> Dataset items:
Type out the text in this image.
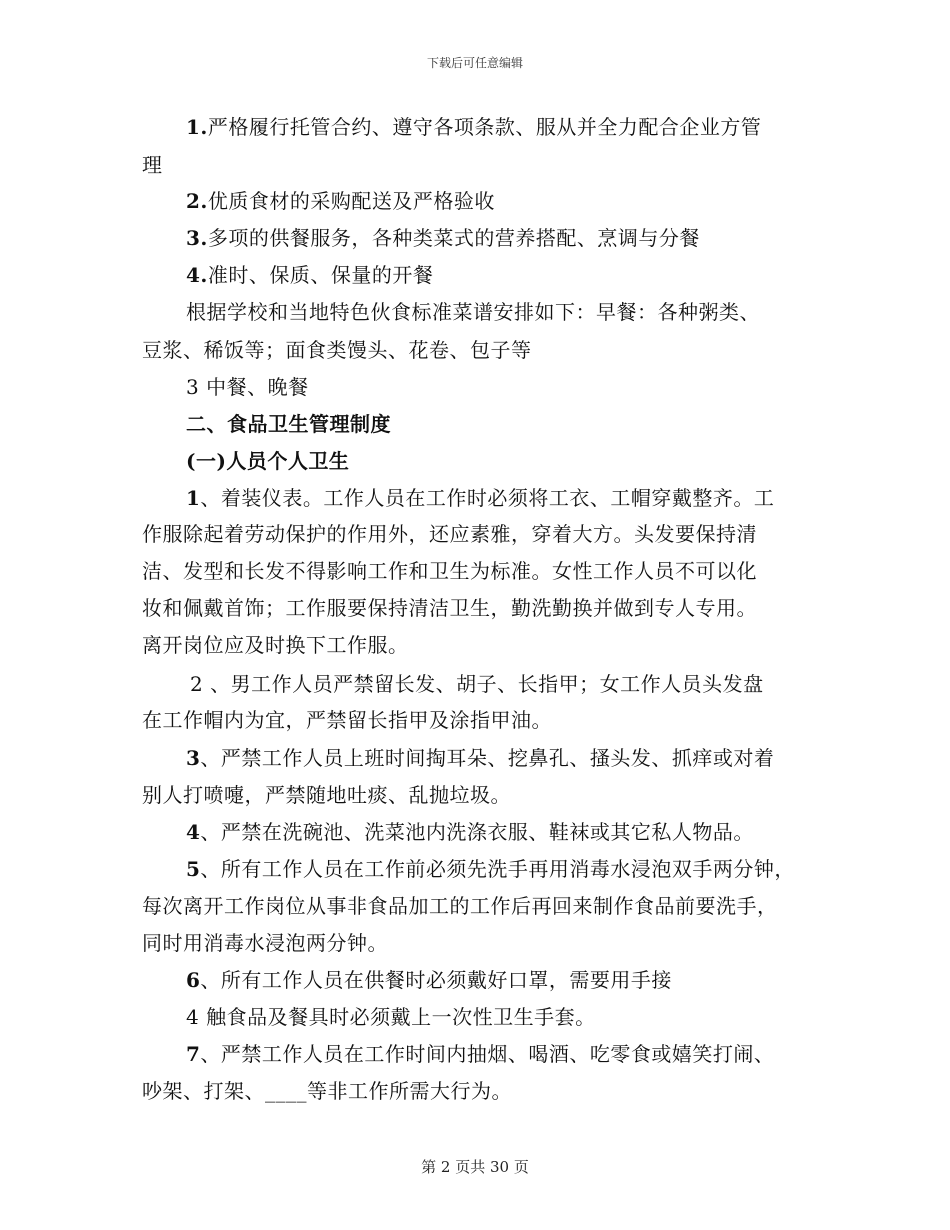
下载后可任意编辑
1.严格履行托管合约、遵守各项条款、服从并全力配合企业方管
理
2.优质食材的采购配送及严格验收
3.多项的供餐服务，各种类菜式的营养搭配、烹调与分餐
4.准时、保质、保量的开餐
根据学校和当地特色伙食标准菜谱安排如下：早餐：各种粥类、
豆浆、稀饭等；面食类馒头、花卷、包子等
3 中餐、晚餐
二、食品卫生管理制度
(一)人员个人卫生
1、着装仪表。工作人员在工作时必须将工衣、工帽穿戴整齐。工
作服除起着劳动保护的作用外，还应素雅，穿着大方。头发要保持清
洁、发型和长发不得影响工作和卫生为标准。女性工作人员不可以化
妆和佩戴首饰；工作服要保持清洁卫生，勤洗勤换并做到专人专用。
离开岗位应及时换下工作服。
2 、男工作人员严禁留长发、胡子、长指甲；女工作人员头发盘
在工作帽内为宜，严禁留长指甲及涂指甲油。
3、严禁工作人员上班时间掏耳朵、挖鼻孔、搔头发、抓痒或对着
别人打喷嚏，严禁随地吐痰、乱抛垃圾。
4、严禁在洗碗池、洗菜池内洗涤衣服、鞋袜或其它私人物品。
5、所有工作人员在工作前必须先洗手再用消毒水浸泡双手两分钟，
每次离开工作岗位从事非食品加工的工作后再回来制作食品前要洗手，
同时用消毒水浸泡两分钟。
6、所有工作人员在供餐时必须戴好口罩，需要用手接
4 触食品及餐具时必须戴上一次性卫生手套。
7、严禁工作人员在工作时间内抽烟、喝酒、吃零食或嬉笑打闹、
吵架、打架、____等非工作所需大行为。
第 2 页共 30 页
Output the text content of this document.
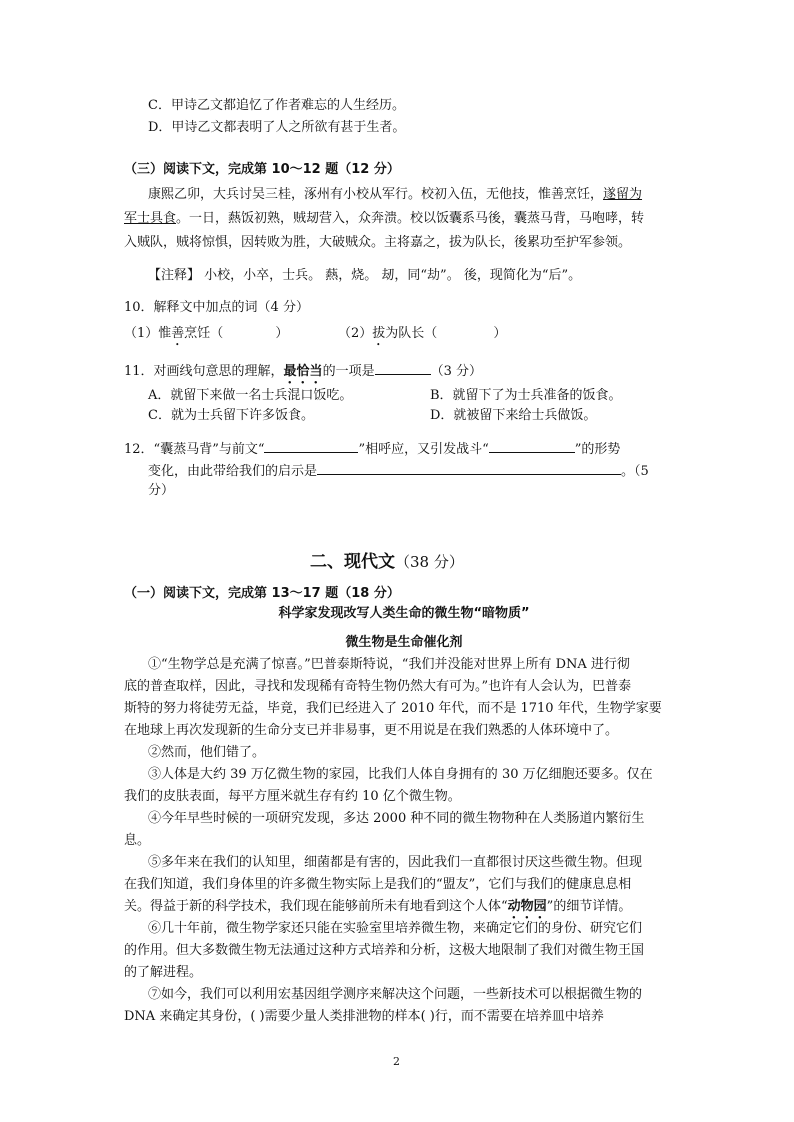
C．甲诗乙文都追忆了作者难忘的人生经历。
D．甲诗乙文都表明了人之所欲有甚于生者。
（三）阅读下文，完成第 10～12 题（12 分）
康熙乙卯，大兵讨吴三桂，涿州有小校从军行。校初入伍，无他技，惟善烹饪，遂留为
军士具食。一日，爇饭初熟，贼刼营入，众奔溃。校以饭囊系马後，囊蒸马背，马咆哮，转
入贼队，贼将惊惧，因转败为胜，大破贼众。主将嘉之，拔为队长，後累功至护军参领。
【注释】 小校，小卒，士兵。 爇，烧。 刼，同“劫”。 後，现简化为“后”。
10．解释文中加点的词（4 分）
（1）惟善烹饪（	）	（2）拔为队长（	）
11．对画线句意思的理解，最恰当的一项是	（3 分）
A．就留下来做一名士兵混口饭吃。	B．就留下了为士兵准备的饭食。
C．就为士兵留下许多饭食。	D．就被留下来给士兵做饭。
12．“囊蒸马背”与前文“	”相呼应，又引发战斗“	”的形势
变化，由此带给我们的启示是	。（5
分）
二、现代文（38 分）
（一）阅读下文，完成第 13～17 题（18 分）
科学家发现改写人类生命的微生物“暗物质”
微生物是生命催化剂
①“生物学总是充满了惊喜。”巴普泰斯特说，“我们并没能对世界上所有 DNA 进行彻
底的普查取样，因此，寻找和发现稀有奇特生物仍然大有可为。”也许有人会认为，巴普泰
斯特的努力将徒劳无益，毕竟，我们已经进入了 2010 年代，而不是 1710 年代，生物学家要
在地球上再次发现新的生命分支已并非易事，更不用说是在我们熟悉的人体环境中了。
②然而，他们错了。
③人体是大约 39 万亿微生物的家园，比我们人体自身拥有的 30 万亿细胞还要多。仅在
我们的皮肤表面，每平方厘米就生存有约 10 亿个微生物。
④今年早些时候的一项研究发现，多达 2000 种不同的微生物物种在人类肠道内繁衍生
息。
⑤多年来在我们的认知里，细菌都是有害的，因此我们一直都很讨厌这些微生物。但现
在我们知道，我们身体里的许多微生物实际上是我们的“盟友”，它们与我们的健康息息相
关。得益于新的科学技术，我们现在能够前所未有地看到这个人体“动物园”的细节详情。
⑥几十年前，微生物学家还只能在实验室里培养微生物，来确定它们的身份、研究它们
的作用。但大多数微生物无法通过这种方式培养和分析，这极大地限制了我们对微生物王国
的了解进程。
⑦如今，我们可以利用宏基因组学测序来解决这个问题，一些新技术可以根据微生物的
DNA 来确定其身份，( )需要少量人类排泄物的样本( )行，而不需要在培养皿中培养
2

> Directions for this task: Output all of the entries verbatim, leaving out any images.

> Task response:
Type out the text in this image.
下载后可任意编辑
1.严格履行托管合约、遵守各项条款、服从并全力配合企业方管
理
2.优质食材的采购配送及严格验收
3.多项的供餐服务，各种类菜式的营养搭配、烹调与分餐
4.准时、保质、保量的开餐
根据学校和当地特色伙食标准菜谱安排如下：早餐：各种粥类、
豆浆、稀饭等；面食类馒头、花卷、包子等
3 中餐、晚餐
二、食品卫生管理制度
(一)人员个人卫生
1、着装仪表。工作人员在工作时必须将工衣、工帽穿戴整齐。工
作服除起着劳动保护的作用外，还应素雅，穿着大方。头发要保持清
洁、发型和长发不得影响工作和卫生为标准。女性工作人员不可以化
妆和佩戴首饰；工作服要保持清洁卫生，勤洗勤换并做到专人专用。
离开岗位应及时换下工作服。
2 、男工作人员严禁留长发、胡子、长指甲；女工作人员头发盘
在工作帽内为宜，严禁留长指甲及涂指甲油。
3、严禁工作人员上班时间掏耳朵、挖鼻孔、搔头发、抓痒或对着
别人打喷嚏，严禁随地吐痰、乱抛垃圾。
4、严禁在洗碗池、洗菜池内洗涤衣服、鞋袜或其它私人物品。
5、所有工作人员在工作前必须先洗手再用消毒水浸泡双手两分钟，
每次离开工作岗位从事非食品加工的工作后再回来制作食品前要洗手，
同时用消毒水浸泡两分钟。
6、所有工作人员在供餐时必须戴好口罩，需要用手接
4 触食品及餐具时必须戴上一次性卫生手套。
7、严禁工作人员在工作时间内抽烟、喝酒、吃零食或嬉笑打闹、
吵架、打架、____等非工作所需大行为。
第 2 页共 30 页
Output the text content of this document.
C．甲诗乙文都追忆了作者难忘的人生经历。
D．甲诗乙文都表明了人之所欲有甚于生者。
（三）阅读下文，完成第 10～12 题（12 分）
康熙乙卯，大兵讨吴三桂，涿州有小校从军行。校初入伍，无他技，惟善烹饪，遂留为
军士具食。一日，爇饭初熟，贼刼营入，众奔溃。校以饭囊系马後，囊蒸马背，马咆哮，转
入贼队，贼将惊惧，因转败为胜，大破贼众。主将嘉之，拔为队长，後累功至护军参领。
【注释】 小校，小卒，士兵。 爇，烧。 刼，同“劫”。 後，现简化为“后”。
10．解释文中加点的词（4 分）
（1）惟善烹饪（	）	（2）拔为队长（	）
11．对画线句意思的理解，最恰当的一项是	（3 分）
A．就留下来做一名士兵混口饭吃。	B．就留下了为士兵准备的饭食。
C．就为士兵留下许多饭食。	D．就被留下来给士兵做饭。
12．“囊蒸马背”与前文“	”相呼应，又引发战斗“	”的形势
变化，由此带给我们的启示是	。（5
分）
二、现代文（38 分）
（一）阅读下文，完成第 13～17 题（18 分）
科学家发现改写人类生命的微生物“暗物质”
微生物是生命催化剂
①“生物学总是充满了惊喜。”巴普泰斯特说，“我们并没能对世界上所有 DNA 进行彻
底的普查取样，因此，寻找和发现稀有奇特生物仍然大有可为。”也许有人会认为，巴普泰
斯特的努力将徒劳无益，毕竟，我们已经进入了 2010 年代，而不是 1710 年代，生物学家要
在地球上再次发现新的生命分支已并非易事，更不用说是在我们熟悉的人体环境中了。
②然而，他们错了。
③人体是大约 39 万亿微生物的家园，比我们人体自身拥有的 30 万亿细胞还要多。仅在
我们的皮肤表面，每平方厘米就生存有约 10 亿个微生物。
④今年早些时候的一项研究发现，多达 2000 种不同的微生物物种在人类肠道内繁衍生
息。
⑤多年来在我们的认知里，细菌都是有害的，因此我们一直都很讨厌这些微生物。但现
在我们知道，我们身体里的许多微生物实际上是我们的“盟友”，它们与我们的健康息息相
关。得益于新的科学技术，我们现在能够前所未有地看到这个人体“动物园”的细节详情。
⑥几十年前，微生物学家还只能在实验室里培养微生物，来确定它们的身份、研究它们
的作用。但大多数微生物无法通过这种方式培养和分析，这极大地限制了我们对微生物王国
的了解进程。
⑦如今，我们可以利用宏基因组学测序来解决这个问题，一些新技术可以根据微生物的
DNA 来确定其身份，( )需要少量人类排泄物的样本( )行，而不需要在培养皿中培养
2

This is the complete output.